Retype the records that come next, word for word.

-- START --

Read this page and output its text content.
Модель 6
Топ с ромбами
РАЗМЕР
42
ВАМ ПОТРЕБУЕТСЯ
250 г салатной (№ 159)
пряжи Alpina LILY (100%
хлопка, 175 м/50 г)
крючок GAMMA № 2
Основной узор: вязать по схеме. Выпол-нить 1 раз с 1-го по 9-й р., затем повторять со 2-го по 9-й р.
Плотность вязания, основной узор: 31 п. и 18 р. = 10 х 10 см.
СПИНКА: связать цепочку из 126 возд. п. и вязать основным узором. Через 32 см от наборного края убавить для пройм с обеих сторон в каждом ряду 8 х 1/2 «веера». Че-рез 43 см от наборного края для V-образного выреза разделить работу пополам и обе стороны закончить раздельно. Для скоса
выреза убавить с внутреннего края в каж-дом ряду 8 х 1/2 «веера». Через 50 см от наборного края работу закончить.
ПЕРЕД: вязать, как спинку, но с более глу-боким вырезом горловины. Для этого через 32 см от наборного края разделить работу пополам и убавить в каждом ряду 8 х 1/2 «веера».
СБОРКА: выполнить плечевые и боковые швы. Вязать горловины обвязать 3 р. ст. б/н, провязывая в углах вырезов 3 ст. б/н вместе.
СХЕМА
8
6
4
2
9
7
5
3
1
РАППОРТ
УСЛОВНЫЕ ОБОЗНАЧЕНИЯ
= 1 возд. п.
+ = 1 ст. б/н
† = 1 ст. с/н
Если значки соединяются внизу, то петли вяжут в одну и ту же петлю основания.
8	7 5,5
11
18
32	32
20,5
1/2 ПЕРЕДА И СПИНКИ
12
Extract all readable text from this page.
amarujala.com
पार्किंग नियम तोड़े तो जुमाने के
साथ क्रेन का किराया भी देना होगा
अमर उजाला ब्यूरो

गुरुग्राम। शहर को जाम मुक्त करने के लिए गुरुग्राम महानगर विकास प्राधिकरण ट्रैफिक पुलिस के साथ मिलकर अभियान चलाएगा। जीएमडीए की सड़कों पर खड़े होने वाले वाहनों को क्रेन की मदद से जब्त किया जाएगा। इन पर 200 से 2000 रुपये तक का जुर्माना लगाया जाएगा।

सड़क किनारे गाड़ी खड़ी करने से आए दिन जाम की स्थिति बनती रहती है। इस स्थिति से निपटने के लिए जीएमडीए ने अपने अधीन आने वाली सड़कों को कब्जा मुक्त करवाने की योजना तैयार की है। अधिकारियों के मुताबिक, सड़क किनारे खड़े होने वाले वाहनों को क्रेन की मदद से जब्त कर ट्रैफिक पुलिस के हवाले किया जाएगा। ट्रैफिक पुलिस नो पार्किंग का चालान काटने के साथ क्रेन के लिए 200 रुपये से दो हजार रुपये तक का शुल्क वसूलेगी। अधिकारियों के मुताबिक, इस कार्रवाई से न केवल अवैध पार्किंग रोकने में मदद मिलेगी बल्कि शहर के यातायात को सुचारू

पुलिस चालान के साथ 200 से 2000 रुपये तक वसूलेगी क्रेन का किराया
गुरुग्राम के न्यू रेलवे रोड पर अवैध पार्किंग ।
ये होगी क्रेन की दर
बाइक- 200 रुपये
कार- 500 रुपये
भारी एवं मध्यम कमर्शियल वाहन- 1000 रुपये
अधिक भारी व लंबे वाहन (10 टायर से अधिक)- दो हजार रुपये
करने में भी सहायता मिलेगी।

-- END --

**SOLUTION TO THIS EXERCISE:**
Read this page and output its text content.
Модель 6
Топ с ромбами
РАЗМЕР
42
ВАМ ПОТРЕБУЕТСЯ
250 г салатной (№ 159)
пряжи Alpina LILY (100%
хлопка, 175 м/50 г)
крючок GAMMA № 2
Основной узор: вязать по схеме. Выпол-нить 1 раз с 1-го по 9-й р., затем повторять со 2-го по 9-й р.
Плотность вязания, основной узор: 31 п. и 18 р. = 10 х 10 см.
СПИНКА: связать цепочку из 126 возд. п. и вязать основным узором. Через 32 см от наборного края убавить для пройм с обеих сторон в каждом ряду 8 х 1/2 «веера». Че-рез 43 см от наборного края для V-образного выреза разделить работу пополам и обе стороны закончить раздельно. Для скоса
выреза убавить с внутреннего края в каж-дом ряду 8 х 1/2 «веера». Через 50 см от наборного края работу закончить.
ПЕРЕД: вязать, как спинку, но с более глу-боким вырезом горловины. Для этого через 32 см от наборного края разделить работу пополам и убавить в каждом ряду 8 х 1/2 «веера».
СБОРКА: выполнить плечевые и боковые швы. Вязать горловины обвязать 3 р. ст. б/н, провязывая в углах вырезов 3 ст. б/н вместе.
СХЕМА
8
6
4
2
9
7
5
3
1
РАППОРТ
УСЛОВНЫЕ ОБОЗНАЧЕНИЯ
= 1 возд. п.
+ = 1 ст. б/н
† = 1 ст. с/н
Если значки соединяются внизу, то петли вяжут в одну и ту же петлю основания.
8	7 5,5
11
18
32	32
20,5
1/2 ПЕРЕДА И СПИНКИ
12
Extract all readable text from this page.
amarujala.com
पार्किंग नियम तोड़े तो जुमाने के
साथ क्रेन का किराया भी देना होगा
अमर उजाला ब्यूरो

गुरुग्राम। शहर को जाम मुक्त करने के लिए गुरुग्राम महानगर विकास प्राधिकरण ट्रैफिक पुलिस के साथ मिलकर अभियान चलाएगा। जीएमडीए की सड़कों पर खड़े होने वाले वाहनों को क्रेन की मदद से जब्त किया जाएगा। इन पर 200 से 2000 रुपये तक का जुर्माना लगाया जाएगा।

सड़क किनारे गाड़ी खड़ी करने से आए दिन जाम की स्थिति बनती रहती है। इस स्थिति से निपटने के लिए जीएमडीए ने अपने अधीन आने वाली सड़कों को कब्जा मुक्त करवाने की योजना तैयार की है। अधिकारियों के मुताबिक, सड़क किनारे खड़े होने वाले वाहनों को क्रेन की मदद से जब्त कर ट्रैफिक पुलिस के हवाले किया जाएगा। ट्रैफिक पुलिस नो पार्किंग का चालान काटने के साथ क्रेन के लिए 200 रुपये से दो हजार रुपये तक का शुल्क वसूलेगी। अधिकारियों के मुताबिक, इस कार्रवाई से न केवल अवैध पार्किंग रोकने में मदद मिलेगी बल्कि शहर के यातायात को सुचारू

पुलिस चालान के साथ 200 से 2000 रुपये तक वसूलेगी क्रेन का किराया
गुरुग्राम के न्यू रेलवे रोड पर अवैध पार्किंग ।
ये होगी क्रेन की दर
बाइक- 200 रुपये
कार- 500 रुपये
भारी एवं मध्यम कमर्शियल वाहन- 1000 रुपये
अधिक भारी व लंबे वाहन (10 टायर से अधिक)- दो हजार रुपये
करने में भी सहायता मिलेगी।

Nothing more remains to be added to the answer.